> [What you are asked to do]
From the entries provided below, copy each line that contains the word "viewed".

┄┄┄┄┄┄┄┄┄┄

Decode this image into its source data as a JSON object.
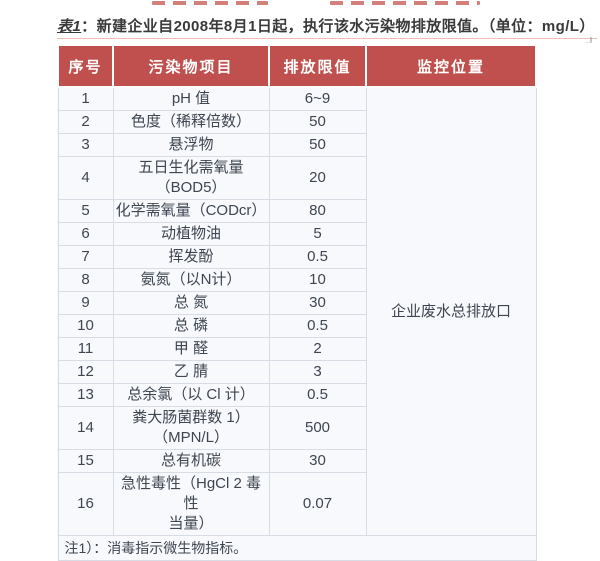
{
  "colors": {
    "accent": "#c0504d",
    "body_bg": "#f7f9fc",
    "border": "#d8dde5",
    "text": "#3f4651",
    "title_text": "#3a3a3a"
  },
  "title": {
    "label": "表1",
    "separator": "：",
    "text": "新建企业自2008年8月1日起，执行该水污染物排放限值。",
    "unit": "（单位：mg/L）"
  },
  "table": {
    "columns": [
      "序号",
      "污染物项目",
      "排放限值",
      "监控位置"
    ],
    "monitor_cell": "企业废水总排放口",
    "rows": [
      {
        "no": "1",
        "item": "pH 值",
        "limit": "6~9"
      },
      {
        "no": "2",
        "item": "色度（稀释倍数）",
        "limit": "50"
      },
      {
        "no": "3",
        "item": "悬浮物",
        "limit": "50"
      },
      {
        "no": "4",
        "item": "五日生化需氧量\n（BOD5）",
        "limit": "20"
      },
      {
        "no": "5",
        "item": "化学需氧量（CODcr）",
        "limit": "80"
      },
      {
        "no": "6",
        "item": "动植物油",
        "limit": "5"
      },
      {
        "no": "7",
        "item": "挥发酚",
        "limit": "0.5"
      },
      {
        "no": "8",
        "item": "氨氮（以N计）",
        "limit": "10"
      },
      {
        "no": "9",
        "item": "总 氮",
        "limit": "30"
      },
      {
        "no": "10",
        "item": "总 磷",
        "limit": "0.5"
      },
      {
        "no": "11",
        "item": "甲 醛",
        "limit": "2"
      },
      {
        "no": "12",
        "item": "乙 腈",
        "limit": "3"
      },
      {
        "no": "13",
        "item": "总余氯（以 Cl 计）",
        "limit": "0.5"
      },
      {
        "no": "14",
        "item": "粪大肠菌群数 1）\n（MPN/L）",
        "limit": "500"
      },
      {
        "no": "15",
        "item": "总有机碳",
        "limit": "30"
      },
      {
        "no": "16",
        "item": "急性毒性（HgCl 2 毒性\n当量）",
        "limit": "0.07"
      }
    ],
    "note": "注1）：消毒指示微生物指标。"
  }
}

┄┄┄┄┄┄┄┄┄┄

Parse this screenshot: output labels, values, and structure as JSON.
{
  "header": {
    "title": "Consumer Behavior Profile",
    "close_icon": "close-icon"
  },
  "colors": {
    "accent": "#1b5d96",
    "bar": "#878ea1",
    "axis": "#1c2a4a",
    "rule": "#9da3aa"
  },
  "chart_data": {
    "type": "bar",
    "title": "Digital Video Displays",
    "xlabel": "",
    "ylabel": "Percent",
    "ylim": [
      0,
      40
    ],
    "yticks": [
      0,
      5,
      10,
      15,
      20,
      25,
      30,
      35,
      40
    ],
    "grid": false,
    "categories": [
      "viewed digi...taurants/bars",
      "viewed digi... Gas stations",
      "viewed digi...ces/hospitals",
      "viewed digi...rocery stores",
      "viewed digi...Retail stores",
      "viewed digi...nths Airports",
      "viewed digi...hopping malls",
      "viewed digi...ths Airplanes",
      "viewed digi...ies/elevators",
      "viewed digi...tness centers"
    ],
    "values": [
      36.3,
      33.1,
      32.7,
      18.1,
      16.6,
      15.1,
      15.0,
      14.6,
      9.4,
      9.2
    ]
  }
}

┄┄┄┄┄┄┄┄┄┄

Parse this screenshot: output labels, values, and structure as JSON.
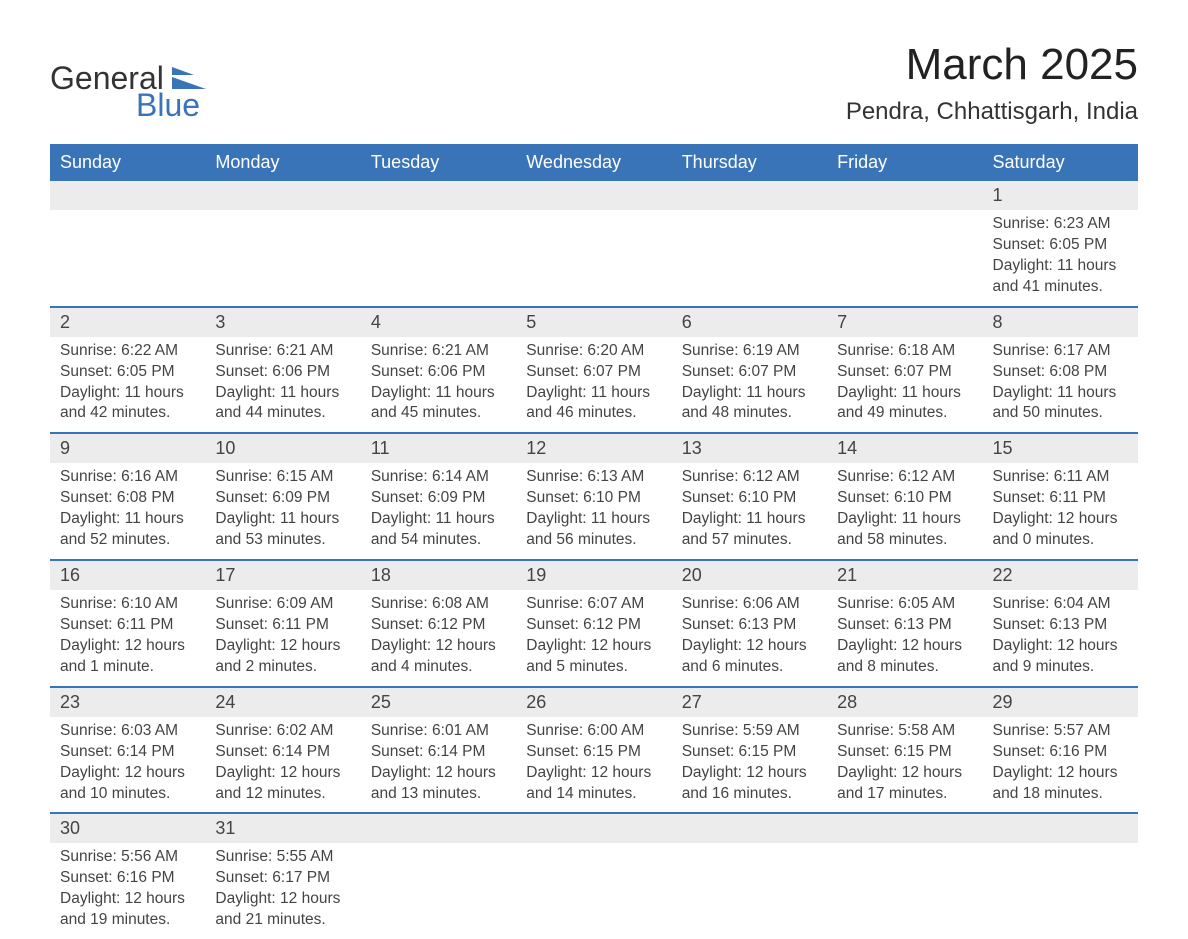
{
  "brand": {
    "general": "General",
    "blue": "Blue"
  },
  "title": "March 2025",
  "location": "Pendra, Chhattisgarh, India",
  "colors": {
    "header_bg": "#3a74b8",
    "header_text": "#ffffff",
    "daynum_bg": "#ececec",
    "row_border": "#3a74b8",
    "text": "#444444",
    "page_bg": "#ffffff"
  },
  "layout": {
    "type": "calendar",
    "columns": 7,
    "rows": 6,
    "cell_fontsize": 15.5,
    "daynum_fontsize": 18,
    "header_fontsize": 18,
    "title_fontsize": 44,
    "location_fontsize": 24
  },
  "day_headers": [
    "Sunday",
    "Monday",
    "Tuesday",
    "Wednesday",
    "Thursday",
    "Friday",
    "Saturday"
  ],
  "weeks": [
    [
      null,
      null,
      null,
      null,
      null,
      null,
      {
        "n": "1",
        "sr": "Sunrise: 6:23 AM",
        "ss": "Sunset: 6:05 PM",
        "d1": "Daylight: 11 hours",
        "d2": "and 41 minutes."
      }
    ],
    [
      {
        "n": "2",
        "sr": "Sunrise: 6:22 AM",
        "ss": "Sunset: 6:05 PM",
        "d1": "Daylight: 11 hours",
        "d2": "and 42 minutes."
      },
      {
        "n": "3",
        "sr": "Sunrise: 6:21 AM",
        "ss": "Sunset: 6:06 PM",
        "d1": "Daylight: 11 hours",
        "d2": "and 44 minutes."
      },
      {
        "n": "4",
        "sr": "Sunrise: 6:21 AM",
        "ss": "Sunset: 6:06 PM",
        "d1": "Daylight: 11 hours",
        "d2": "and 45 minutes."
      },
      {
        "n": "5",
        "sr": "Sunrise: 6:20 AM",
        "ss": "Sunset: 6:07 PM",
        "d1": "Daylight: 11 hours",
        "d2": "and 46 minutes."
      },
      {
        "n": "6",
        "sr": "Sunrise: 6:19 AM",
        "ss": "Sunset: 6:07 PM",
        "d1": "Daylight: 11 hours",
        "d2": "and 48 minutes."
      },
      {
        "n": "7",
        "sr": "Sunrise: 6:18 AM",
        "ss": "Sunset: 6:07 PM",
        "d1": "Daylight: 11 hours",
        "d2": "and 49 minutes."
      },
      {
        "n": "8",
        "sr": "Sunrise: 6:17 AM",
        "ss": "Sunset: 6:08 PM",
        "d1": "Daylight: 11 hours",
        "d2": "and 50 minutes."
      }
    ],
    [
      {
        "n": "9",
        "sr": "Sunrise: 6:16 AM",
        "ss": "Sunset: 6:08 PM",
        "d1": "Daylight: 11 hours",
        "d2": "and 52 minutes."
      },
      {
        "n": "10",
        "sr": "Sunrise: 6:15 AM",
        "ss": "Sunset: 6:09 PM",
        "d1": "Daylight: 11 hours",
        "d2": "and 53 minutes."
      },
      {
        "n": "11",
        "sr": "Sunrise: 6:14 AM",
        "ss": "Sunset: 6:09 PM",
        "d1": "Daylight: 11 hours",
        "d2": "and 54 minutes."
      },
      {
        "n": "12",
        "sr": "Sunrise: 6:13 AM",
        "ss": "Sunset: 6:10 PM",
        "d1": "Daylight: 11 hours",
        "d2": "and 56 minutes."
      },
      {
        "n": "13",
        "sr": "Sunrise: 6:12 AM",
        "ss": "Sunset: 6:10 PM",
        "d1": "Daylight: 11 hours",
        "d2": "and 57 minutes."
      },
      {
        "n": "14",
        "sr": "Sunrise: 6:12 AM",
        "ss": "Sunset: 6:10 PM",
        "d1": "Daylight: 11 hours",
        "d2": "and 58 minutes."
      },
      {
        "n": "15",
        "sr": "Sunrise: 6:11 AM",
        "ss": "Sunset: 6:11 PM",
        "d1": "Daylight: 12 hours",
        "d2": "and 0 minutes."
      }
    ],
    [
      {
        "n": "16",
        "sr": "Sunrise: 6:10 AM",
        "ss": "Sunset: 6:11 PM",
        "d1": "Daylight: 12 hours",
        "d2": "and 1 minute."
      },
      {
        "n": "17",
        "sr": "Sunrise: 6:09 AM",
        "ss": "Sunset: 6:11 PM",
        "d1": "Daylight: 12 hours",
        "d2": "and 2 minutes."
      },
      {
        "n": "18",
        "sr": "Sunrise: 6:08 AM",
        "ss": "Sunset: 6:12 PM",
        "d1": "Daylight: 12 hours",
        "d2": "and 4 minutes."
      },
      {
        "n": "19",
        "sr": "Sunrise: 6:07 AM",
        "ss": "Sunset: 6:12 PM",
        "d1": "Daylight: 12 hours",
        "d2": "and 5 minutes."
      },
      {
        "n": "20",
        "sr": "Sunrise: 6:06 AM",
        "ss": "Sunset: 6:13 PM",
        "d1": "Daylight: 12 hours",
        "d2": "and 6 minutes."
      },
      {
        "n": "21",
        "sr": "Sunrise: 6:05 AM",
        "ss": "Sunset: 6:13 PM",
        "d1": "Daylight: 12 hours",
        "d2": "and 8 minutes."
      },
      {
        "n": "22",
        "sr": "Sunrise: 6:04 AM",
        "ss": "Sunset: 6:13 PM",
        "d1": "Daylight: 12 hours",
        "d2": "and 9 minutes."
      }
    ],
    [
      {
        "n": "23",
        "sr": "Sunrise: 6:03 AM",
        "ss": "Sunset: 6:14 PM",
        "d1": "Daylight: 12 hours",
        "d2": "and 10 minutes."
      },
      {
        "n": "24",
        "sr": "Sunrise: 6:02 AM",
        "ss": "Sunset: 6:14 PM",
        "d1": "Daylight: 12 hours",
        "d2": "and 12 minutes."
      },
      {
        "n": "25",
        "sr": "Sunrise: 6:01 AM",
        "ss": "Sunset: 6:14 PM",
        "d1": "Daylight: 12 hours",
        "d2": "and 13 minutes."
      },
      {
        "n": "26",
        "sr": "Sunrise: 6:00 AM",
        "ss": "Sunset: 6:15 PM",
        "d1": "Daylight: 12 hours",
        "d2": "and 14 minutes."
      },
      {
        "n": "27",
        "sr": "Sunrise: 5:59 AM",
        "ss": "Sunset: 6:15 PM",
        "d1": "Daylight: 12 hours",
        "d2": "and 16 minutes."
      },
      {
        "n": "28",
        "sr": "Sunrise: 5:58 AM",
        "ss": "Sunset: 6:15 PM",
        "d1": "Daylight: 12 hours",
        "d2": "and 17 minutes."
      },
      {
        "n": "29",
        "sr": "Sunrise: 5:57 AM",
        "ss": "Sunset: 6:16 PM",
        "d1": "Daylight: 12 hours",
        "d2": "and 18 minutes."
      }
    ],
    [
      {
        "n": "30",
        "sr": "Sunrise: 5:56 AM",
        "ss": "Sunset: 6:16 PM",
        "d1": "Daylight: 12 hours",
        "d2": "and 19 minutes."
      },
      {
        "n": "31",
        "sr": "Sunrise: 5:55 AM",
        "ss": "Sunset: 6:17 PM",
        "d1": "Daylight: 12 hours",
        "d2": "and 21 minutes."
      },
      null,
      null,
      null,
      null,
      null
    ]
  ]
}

┄┄┄┄┄┄┄┄┄┄

> [Exercise answer]
      "viewed digi...taurants/bars",
      "viewed digi... Gas stations",
      "viewed digi...ces/hospitals",
      "viewed digi...rocery stores",
      "viewed digi...Retail stores",
      "viewed digi...nths Airports",
      "viewed digi...hopping malls",
      "viewed digi...ths Airplanes",
      "viewed digi...ies/elevators",
      "viewed digi...tness centers"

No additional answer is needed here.